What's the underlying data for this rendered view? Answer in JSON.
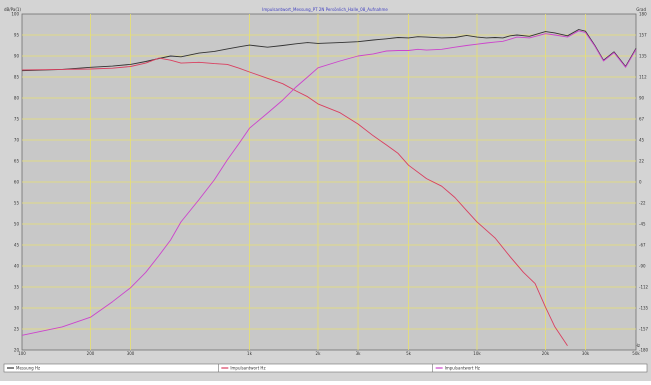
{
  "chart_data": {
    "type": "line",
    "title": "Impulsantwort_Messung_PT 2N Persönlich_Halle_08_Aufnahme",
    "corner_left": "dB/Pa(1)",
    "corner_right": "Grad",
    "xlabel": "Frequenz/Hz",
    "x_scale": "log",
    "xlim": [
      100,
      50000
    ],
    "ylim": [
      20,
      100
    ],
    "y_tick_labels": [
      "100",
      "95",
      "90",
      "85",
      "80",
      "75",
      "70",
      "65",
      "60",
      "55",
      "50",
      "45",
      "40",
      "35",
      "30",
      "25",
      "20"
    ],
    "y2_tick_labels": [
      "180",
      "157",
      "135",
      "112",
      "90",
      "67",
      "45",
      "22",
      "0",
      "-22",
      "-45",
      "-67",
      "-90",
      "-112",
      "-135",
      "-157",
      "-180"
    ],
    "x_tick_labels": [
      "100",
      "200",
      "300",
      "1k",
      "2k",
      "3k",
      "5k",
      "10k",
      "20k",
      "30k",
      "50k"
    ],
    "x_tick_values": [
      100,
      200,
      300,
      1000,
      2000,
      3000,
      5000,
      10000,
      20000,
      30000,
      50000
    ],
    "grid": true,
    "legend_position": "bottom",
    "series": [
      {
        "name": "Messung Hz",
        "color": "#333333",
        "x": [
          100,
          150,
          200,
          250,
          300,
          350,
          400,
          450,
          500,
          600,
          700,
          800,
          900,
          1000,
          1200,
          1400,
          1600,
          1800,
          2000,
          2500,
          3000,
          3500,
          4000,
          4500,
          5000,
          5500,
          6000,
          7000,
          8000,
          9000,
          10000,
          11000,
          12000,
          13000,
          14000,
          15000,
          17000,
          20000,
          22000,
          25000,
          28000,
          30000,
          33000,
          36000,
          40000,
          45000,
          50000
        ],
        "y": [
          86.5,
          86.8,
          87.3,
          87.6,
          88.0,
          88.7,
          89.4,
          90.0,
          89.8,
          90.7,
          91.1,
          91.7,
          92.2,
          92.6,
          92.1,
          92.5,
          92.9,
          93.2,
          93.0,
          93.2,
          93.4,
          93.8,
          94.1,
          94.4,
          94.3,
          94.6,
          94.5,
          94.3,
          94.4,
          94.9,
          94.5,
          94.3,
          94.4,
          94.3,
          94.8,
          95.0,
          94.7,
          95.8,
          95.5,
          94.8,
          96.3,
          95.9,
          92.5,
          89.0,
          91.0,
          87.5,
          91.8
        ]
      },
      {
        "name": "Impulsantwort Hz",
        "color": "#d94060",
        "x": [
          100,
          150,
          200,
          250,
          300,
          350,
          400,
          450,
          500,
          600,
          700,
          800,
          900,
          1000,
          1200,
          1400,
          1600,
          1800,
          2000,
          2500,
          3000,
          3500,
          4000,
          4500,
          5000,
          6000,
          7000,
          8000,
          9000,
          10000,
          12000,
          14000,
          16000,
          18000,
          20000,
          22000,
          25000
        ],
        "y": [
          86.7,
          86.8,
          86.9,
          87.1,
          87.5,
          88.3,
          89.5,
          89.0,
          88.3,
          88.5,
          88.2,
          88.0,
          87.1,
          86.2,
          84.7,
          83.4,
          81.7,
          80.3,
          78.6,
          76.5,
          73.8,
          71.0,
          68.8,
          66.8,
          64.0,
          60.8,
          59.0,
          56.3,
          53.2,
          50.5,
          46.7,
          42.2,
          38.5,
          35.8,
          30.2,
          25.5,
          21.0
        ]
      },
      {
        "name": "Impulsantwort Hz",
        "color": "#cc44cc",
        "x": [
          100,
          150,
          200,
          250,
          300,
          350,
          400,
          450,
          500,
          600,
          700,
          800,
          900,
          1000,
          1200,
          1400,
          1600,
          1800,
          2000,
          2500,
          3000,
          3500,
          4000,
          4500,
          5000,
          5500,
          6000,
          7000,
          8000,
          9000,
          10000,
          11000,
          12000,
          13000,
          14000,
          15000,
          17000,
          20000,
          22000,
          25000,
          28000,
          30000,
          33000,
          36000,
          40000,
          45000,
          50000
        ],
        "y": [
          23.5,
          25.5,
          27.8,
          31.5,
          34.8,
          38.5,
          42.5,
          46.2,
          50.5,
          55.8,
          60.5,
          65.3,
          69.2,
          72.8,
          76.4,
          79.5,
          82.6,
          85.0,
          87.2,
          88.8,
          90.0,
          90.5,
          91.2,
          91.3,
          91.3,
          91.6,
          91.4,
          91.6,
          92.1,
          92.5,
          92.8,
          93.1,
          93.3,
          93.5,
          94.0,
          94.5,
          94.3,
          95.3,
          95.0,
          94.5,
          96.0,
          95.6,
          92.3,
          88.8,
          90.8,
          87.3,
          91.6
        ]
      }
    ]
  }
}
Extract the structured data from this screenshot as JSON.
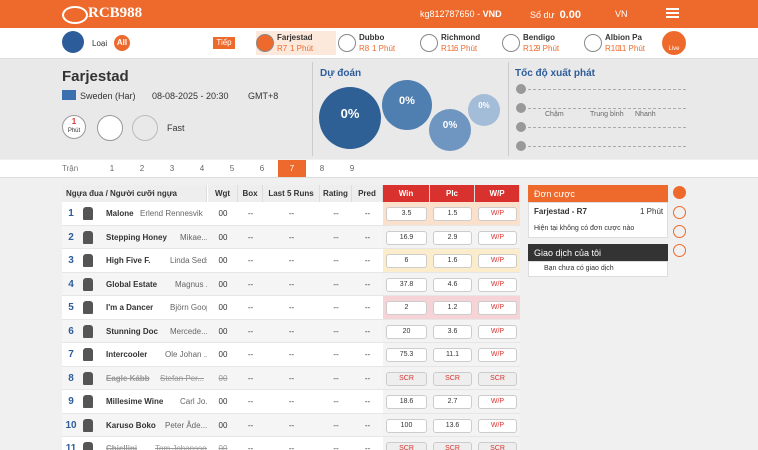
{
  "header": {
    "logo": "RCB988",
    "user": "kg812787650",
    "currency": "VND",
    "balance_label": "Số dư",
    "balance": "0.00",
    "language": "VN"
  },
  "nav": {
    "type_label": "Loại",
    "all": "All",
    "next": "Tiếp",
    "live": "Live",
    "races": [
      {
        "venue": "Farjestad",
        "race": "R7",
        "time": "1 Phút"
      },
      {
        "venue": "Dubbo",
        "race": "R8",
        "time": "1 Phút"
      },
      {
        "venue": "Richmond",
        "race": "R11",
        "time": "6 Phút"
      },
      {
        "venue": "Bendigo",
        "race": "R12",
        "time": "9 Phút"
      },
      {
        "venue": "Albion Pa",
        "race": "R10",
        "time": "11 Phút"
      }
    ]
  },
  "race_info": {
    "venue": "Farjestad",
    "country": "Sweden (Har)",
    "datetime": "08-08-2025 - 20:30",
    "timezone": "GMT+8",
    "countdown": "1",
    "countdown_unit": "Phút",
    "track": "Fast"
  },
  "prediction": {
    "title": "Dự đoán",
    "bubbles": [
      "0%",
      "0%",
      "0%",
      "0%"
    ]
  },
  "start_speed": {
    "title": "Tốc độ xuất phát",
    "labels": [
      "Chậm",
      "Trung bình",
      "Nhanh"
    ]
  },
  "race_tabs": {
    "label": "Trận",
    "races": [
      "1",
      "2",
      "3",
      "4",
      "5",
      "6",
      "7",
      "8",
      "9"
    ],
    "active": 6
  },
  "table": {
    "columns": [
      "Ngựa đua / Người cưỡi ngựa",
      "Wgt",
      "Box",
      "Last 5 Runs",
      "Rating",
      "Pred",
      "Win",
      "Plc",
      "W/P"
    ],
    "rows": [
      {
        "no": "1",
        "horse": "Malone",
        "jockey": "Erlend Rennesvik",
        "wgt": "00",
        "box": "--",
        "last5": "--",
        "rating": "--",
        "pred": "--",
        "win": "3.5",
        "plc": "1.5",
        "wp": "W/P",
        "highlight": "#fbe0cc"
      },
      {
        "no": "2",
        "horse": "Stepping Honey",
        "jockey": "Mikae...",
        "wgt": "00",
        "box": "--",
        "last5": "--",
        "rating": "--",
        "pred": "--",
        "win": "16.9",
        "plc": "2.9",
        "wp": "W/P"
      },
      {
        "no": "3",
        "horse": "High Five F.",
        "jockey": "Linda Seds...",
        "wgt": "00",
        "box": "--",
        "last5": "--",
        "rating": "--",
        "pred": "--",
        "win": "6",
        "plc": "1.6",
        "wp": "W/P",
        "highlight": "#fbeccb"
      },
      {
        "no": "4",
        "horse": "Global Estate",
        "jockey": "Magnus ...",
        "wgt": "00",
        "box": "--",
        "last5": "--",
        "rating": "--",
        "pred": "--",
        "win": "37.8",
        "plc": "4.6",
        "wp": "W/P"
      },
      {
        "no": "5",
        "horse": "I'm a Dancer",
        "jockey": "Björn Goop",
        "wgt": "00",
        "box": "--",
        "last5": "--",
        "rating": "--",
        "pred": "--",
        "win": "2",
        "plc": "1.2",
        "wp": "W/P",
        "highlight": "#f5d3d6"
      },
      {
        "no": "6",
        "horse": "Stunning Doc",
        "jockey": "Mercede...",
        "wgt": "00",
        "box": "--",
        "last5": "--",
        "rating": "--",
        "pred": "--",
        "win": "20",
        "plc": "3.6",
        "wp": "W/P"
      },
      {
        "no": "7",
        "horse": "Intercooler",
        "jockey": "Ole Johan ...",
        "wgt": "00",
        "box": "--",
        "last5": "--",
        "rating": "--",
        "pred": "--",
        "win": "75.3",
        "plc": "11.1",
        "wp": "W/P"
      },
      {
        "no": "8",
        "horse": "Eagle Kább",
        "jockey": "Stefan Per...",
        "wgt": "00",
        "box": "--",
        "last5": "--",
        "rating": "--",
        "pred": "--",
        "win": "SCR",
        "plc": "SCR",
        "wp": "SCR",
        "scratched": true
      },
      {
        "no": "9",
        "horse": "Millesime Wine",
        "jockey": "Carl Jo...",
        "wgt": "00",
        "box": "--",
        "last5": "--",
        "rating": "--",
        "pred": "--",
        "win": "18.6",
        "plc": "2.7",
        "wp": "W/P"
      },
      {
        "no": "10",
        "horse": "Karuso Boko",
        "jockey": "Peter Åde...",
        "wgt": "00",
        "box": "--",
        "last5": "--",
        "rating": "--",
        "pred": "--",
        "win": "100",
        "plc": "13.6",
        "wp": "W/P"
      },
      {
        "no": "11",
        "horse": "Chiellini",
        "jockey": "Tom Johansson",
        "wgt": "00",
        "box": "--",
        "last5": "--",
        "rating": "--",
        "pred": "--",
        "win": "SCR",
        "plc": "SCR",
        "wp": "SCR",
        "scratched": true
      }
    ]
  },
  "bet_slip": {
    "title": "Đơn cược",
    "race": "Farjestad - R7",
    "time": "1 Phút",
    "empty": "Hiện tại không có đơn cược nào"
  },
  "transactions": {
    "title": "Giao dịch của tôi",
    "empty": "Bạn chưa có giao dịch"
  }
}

········

* _Required task_
Copy every line of the records above that holds the word "color".

* _Result_
        "color": "#333333",
        "color": "#d94060",
        "color": "#cc44cc",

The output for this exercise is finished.